-- BEGIN SELECTED PASSAGE --
# Snack/Meat sticks on a Weber Smokey Mountain



## Poopers (Feb 26, 2018)

Hello all

Im fairly new to smoking. I have smoked bacon on my weber kettle grill with decent success.

I can get a great deal through a work discount on a Weber Smokey Mountain 18 for $218 any day of the year.
I planned on getting one of these anyway so the deal is that much sweeter.

My question is.. do any of you do snack/meat sticks on these? How do you do it? Lay on the grates? How many LBS can you fit on the grates with 19mm casings?

I cant seem to find much info on this setup with snack sticks so Im consulting the community with hopes that someone has some experience.

Thanks guys and gals


----------



## SmokinAl (Feb 26, 2018)

The hard part is not so much where to put the sticks, it's being able to regulate the heat in 10 degree increments.
That's why most guys that make sausage use electric smokers.
If you do try it I would hang them from the top grate with s hooks.
Al


----------



## Poopers (Feb 26, 2018)

Im not opposed to doing a sort of cold(ish) smoke in it and finishing in the oven


----------



## dward51 (Feb 26, 2018)

I made a e-WSM mod just for that purpose.  I took an extra main body door and mounted a electric heating element in that 2nd door.  That way I could run charcoal with the stock door and electric for low temp smokes with the modified door.  Best of both worlds!!!
-- END SELECTED PASSAGE --
_WHAT IS ASKED_: Set down, word for word, the stretch of the smoker thread above that begins with the words containing "The hard part" and ends with "use electric smokers.".
-- BEGIN RECORDS SUPPLIED --
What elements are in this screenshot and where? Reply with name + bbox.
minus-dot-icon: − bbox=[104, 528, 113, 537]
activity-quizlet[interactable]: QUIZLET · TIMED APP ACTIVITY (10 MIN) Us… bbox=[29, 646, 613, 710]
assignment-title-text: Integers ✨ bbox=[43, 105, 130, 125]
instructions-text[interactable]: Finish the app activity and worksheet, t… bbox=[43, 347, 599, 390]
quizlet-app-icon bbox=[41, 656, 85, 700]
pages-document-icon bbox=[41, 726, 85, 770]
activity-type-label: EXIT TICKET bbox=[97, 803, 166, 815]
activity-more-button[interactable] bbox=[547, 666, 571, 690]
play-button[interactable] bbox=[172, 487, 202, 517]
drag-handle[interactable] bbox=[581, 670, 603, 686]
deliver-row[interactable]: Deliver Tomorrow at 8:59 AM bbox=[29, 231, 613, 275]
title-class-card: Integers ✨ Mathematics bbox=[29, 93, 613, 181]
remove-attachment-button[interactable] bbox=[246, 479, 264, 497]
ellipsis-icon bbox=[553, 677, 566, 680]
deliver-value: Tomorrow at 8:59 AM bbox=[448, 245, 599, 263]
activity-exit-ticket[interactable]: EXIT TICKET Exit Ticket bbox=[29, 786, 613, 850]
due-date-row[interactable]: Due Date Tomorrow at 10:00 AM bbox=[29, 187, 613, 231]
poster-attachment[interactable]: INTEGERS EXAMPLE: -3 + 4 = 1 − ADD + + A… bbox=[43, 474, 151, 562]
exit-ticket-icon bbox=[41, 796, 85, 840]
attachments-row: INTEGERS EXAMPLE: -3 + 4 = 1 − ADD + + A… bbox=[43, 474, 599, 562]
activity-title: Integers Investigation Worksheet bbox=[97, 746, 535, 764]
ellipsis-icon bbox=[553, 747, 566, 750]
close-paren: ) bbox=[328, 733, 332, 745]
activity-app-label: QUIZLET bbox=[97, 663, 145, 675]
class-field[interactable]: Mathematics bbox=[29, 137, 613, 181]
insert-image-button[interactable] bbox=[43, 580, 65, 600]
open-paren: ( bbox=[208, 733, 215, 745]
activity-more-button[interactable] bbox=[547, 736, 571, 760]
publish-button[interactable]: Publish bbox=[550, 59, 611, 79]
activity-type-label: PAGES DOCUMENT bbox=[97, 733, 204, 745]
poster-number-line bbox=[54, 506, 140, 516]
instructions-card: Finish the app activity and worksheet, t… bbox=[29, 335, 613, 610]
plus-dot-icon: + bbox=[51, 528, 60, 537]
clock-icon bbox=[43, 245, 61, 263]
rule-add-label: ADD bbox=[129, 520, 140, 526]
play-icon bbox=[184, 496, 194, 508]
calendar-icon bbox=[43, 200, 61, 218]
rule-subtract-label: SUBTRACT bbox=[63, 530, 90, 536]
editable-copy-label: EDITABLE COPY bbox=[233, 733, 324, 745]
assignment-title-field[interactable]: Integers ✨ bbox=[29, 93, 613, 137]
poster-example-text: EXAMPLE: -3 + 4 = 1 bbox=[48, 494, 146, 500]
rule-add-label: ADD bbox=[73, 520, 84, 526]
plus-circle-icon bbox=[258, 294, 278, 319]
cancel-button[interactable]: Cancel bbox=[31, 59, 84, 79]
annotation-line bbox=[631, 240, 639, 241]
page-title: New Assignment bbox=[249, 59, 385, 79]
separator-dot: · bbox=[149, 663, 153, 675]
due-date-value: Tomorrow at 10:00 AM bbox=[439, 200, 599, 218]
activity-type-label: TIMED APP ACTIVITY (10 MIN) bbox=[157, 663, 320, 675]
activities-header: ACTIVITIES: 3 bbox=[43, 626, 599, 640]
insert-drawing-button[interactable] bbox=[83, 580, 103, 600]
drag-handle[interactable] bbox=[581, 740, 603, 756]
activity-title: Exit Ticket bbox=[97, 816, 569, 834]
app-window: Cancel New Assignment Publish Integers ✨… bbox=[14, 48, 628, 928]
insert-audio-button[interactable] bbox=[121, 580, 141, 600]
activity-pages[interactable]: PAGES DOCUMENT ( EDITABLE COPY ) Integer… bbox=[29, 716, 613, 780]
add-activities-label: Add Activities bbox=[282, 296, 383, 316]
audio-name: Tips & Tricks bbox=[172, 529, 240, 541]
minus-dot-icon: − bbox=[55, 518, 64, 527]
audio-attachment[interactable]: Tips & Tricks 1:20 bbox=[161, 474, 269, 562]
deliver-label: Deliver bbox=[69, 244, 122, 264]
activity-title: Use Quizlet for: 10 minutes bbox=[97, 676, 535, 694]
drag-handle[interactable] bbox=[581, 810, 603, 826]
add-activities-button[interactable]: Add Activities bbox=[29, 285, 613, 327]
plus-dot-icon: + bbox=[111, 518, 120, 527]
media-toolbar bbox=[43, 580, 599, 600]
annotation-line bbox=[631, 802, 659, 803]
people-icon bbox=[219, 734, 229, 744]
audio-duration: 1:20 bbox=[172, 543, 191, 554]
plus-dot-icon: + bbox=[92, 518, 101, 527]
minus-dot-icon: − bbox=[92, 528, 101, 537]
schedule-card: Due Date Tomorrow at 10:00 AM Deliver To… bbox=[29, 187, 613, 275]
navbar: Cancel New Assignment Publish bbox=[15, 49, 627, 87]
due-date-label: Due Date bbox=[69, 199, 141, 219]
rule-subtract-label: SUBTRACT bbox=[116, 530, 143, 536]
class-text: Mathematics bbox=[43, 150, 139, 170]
-- END RECORDS SUPPLIED --
_TASK RESULT_:
The hard part is not so much where to put the sticks, it's being able to regulate the heat in 10 degree increments.
That's why most guys that make sausage use electric smokers.